A run of records:

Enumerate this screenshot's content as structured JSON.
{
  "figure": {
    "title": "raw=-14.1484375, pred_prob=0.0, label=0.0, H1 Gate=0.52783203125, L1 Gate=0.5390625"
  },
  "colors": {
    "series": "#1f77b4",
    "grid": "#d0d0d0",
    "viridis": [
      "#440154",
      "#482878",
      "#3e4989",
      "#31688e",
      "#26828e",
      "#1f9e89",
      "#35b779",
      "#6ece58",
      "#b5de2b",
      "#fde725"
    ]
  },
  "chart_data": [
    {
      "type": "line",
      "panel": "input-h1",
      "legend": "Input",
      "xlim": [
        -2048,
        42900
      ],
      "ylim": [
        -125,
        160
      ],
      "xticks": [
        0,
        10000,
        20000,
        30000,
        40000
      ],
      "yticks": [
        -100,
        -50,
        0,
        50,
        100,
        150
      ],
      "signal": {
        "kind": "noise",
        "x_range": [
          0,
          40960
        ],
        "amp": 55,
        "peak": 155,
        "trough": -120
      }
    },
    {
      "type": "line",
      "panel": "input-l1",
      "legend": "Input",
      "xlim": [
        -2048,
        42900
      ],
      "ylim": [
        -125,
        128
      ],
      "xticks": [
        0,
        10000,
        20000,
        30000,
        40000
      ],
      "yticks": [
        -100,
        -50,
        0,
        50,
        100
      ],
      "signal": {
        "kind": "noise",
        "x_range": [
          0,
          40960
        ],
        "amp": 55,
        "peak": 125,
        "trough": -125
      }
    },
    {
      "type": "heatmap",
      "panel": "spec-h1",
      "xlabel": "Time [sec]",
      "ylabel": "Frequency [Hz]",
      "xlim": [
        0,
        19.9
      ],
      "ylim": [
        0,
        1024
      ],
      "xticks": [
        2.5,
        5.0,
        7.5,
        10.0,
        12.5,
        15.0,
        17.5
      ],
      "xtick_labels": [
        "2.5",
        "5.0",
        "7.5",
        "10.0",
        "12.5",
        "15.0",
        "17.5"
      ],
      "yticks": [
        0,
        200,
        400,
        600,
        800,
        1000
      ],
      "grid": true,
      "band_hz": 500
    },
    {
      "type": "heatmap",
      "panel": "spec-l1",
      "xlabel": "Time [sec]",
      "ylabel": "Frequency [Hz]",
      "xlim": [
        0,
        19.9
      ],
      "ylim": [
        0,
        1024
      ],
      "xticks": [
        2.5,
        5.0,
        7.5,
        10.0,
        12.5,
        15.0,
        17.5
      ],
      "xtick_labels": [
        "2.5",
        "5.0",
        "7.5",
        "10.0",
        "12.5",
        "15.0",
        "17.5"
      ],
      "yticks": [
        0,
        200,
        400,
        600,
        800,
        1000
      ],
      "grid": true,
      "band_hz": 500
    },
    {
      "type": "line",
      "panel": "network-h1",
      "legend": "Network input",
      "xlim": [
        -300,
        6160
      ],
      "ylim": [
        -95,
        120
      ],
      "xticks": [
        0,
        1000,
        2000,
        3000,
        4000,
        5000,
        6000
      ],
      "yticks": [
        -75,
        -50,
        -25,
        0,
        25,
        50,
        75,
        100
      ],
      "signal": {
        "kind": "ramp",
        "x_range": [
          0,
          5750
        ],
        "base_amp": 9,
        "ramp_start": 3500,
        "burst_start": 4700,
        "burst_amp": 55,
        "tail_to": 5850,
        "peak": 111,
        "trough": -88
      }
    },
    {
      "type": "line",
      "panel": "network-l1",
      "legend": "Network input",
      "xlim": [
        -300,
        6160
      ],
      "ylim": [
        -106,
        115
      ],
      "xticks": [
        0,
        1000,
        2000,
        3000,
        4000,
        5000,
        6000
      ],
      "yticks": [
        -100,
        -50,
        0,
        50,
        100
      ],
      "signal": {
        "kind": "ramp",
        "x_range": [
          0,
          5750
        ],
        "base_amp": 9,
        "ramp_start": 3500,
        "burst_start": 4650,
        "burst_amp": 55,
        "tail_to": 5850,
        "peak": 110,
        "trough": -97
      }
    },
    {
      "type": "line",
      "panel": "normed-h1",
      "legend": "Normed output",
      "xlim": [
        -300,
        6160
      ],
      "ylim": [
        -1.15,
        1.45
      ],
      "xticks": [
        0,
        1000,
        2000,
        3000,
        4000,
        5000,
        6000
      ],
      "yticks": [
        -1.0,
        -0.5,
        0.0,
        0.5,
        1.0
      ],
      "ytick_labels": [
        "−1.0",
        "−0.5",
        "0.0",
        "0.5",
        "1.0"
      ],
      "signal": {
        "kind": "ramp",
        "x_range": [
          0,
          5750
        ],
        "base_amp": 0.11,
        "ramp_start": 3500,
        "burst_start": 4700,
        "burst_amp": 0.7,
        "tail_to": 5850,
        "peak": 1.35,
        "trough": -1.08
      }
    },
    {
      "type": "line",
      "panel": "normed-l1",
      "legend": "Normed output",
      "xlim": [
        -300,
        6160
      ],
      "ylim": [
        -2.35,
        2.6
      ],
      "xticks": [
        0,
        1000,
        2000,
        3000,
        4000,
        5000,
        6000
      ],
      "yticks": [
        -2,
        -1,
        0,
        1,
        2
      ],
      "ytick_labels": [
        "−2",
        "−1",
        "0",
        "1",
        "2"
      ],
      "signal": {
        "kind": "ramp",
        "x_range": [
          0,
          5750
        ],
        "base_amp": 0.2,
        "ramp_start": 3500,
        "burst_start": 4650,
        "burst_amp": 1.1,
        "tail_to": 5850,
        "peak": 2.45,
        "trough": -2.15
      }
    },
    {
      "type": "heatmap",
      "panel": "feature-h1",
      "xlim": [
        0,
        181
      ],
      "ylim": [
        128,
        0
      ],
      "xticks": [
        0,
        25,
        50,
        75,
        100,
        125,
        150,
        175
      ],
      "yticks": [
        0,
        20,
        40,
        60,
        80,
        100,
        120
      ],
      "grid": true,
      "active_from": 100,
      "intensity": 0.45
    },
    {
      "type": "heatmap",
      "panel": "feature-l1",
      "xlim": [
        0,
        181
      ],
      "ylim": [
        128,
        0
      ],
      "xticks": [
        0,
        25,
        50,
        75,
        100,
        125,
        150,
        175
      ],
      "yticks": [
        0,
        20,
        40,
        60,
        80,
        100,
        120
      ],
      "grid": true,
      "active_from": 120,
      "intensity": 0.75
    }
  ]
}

SHORT TASK
Your task is to quote all of the data word for word.

WORKED ANSWER
Enumerate this screenshot's content as structured JSON.
{
  "figure": {
    "title": "raw=-14.1484375, pred_prob=0.0, label=0.0, H1 Gate=0.52783203125, L1 Gate=0.5390625"
  },
  "colors": {
    "series": "#1f77b4",
    "grid": "#d0d0d0",
    "viridis": [
      "#440154",
      "#482878",
      "#3e4989",
      "#31688e",
      "#26828e",
      "#1f9e89",
      "#35b779",
      "#6ece58",
      "#b5de2b",
      "#fde725"
    ]
  },
  "chart_data": [
    {
      "type": "line",
      "panel": "input-h1",
      "legend": "Input",
      "xlim": [
        -2048,
        42900
      ],
      "ylim": [
        -125,
        160
      ],
      "xticks": [
        0,
        10000,
        20000,
        30000,
        40000
      ],
      "yticks": [
        -100,
        -50,
        0,
        50,
        100,
        150
      ],
      "signal": {
        "kind": "noise",
        "x_range": [
          0,
          40960
        ],
        "amp": 55,
        "peak": 155,
        "trough": -120
      }
    },
    {
      "type": "line",
      "panel": "input-l1",
      "legend": "Input",
      "xlim": [
        -2048,
        42900
      ],
      "ylim": [
        -125,
        128
      ],
      "xticks": [
        0,
        10000,
        20000,
        30000,
        40000
      ],
      "yticks": [
        -100,
        -50,
        0,
        50,
        100
      ],
      "signal": {
        "kind": "noise",
        "x_range": [
          0,
          40960
        ],
        "amp": 55,
        "peak": 125,
        "trough": -125
      }
    },
    {
      "type": "heatmap",
      "panel": "spec-h1",
      "xlabel": "Time [sec]",
      "ylabel": "Frequency [Hz]",
      "xlim": [
        0,
        19.9
      ],
      "ylim": [
        0,
        1024
      ],
      "xticks": [
        2.5,
        5.0,
        7.5,
        10.0,
        12.5,
        15.0,
        17.5
      ],
      "xtick_labels": [
        "2.5",
        "5.0",
        "7.5",
        "10.0",
        "12.5",
        "15.0",
        "17.5"
      ],
      "yticks": [
        0,
        200,
        400,
        600,
        800,
        1000
      ],
      "grid": true,
      "band_hz": 500
    },
    {
      "type": "heatmap",
      "panel": "spec-l1",
      "xlabel": "Time [sec]",
      "ylabel": "Frequency [Hz]",
      "xlim": [
        0,
        19.9
      ],
      "ylim": [
        0,
        1024
      ],
      "xticks": [
        2.5,
        5.0,
        7.5,
        10.0,
        12.5,
        15.0,
        17.5
      ],
      "xtick_labels": [
        "2.5",
        "5.0",
        "7.5",
        "10.0",
        "12.5",
        "15.0",
        "17.5"
      ],
      "yticks": [
        0,
        200,
        400,
        600,
        800,
        1000
      ],
      "grid": true,
      "band_hz": 500
    },
    {
      "type": "line",
      "panel": "network-h1",
      "legend": "Network input",
      "xlim": [
        -300,
        6160
      ],
      "ylim": [
        -95,
        120
      ],
      "xticks": [
        0,
        1000,
        2000,
        3000,
        4000,
        5000,
        6000
      ],
      "yticks": [
        -75,
        -50,
        -25,
        0,
        25,
        50,
        75,
        100
      ],
      "signal": {
        "kind": "ramp",
        "x_range": [
          0,
          5750
        ],
        "base_amp": 9,
        "ramp_start": 3500,
        "burst_start": 4700,
        "burst_amp": 55,
        "tail_to": 5850,
        "peak": 111,
        "trough": -88
      }
    },
    {
      "type": "line",
      "panel": "network-l1",
      "legend": "Network input",
      "xlim": [
        -300,
        6160
      ],
      "ylim": [
        -106,
        115
      ],
      "xticks": [
        0,
        1000,
        2000,
        3000,
        4000,
        5000,
        6000
      ],
      "yticks": [
        -100,
        -50,
        0,
        50,
        100
      ],
      "signal": {
        "kind": "ramp",
        "x_range": [
          0,
          5750
        ],
        "base_amp": 9,
        "ramp_start": 3500,
        "burst_start": 4650,
        "burst_amp": 55,
        "tail_to": 5850,
        "peak": 110,
        "trough": -97
      }
    },
    {
      "type": "line",
      "panel": "normed-h1",
      "legend": "Normed output",
      "xlim": [
        -300,
        6160
      ],
      "ylim": [
        -1.15,
        1.45
      ],
      "xticks": [
        0,
        1000,
        2000,
        3000,
        4000,
        5000,
        6000
      ],
      "yticks": [
        -1.0,
        -0.5,
        0.0,
        0.5,
        1.0
      ],
      "ytick_labels": [
        "−1.0",
        "−0.5",
        "0.0",
        "0.5",
        "1.0"
      ],
      "signal": {
        "kind": "ramp",
        "x_range": [
          0,
          5750
        ],
        "base_amp": 0.11,
        "ramp_start": 3500,
        "burst_start": 4700,
        "burst_amp": 0.7,
        "tail_to": 5850,
        "peak": 1.35,
        "trough": -1.08
      }
    },
    {
      "type": "line",
      "panel": "normed-l1",
      "legend": "Normed output",
      "xlim": [
        -300,
        6160
      ],
      "ylim": [
        -2.35,
        2.6
      ],
      "xticks": [
        0,
        1000,
        2000,
        3000,
        4000,
        5000,
        6000
      ],
      "yticks": [
        -2,
        -1,
        0,
        1,
        2
      ],
      "ytick_labels": [
        "−2",
        "−1",
        "0",
        "1",
        "2"
      ],
      "signal": {
        "kind": "ramp",
        "x_range": [
          0,
          5750
        ],
        "base_amp": 0.2,
        "ramp_start": 3500,
        "burst_start": 4650,
        "burst_amp": 1.1,
        "tail_to": 5850,
        "peak": 2.45,
        "trough": -2.15
      }
    },
    {
      "type": "heatmap",
      "panel": "feature-h1",
      "xlim": [
        0,
        181
      ],
      "ylim": [
        128,
        0
      ],
      "xticks": [
        0,
        25,
        50,
        75,
        100,
        125,
        150,
        175
      ],
      "yticks": [
        0,
        20,
        40,
        60,
        80,
        100,
        120
      ],
      "grid": true,
      "active_from": 100,
      "intensity": 0.45
    },
    {
      "type": "heatmap",
      "panel": "feature-l1",
      "xlim": [
        0,
        181
      ],
      "ylim": [
        128,
        0
      ],
      "xticks": [
        0,
        25,
        50,
        75,
        100,
        125,
        150,
        175
      ],
      "yticks": [
        0,
        20,
        40,
        60,
        80,
        100,
        120
      ],
      "grid": true,
      "active_from": 120,
      "intensity": 0.75
    }
  ]
}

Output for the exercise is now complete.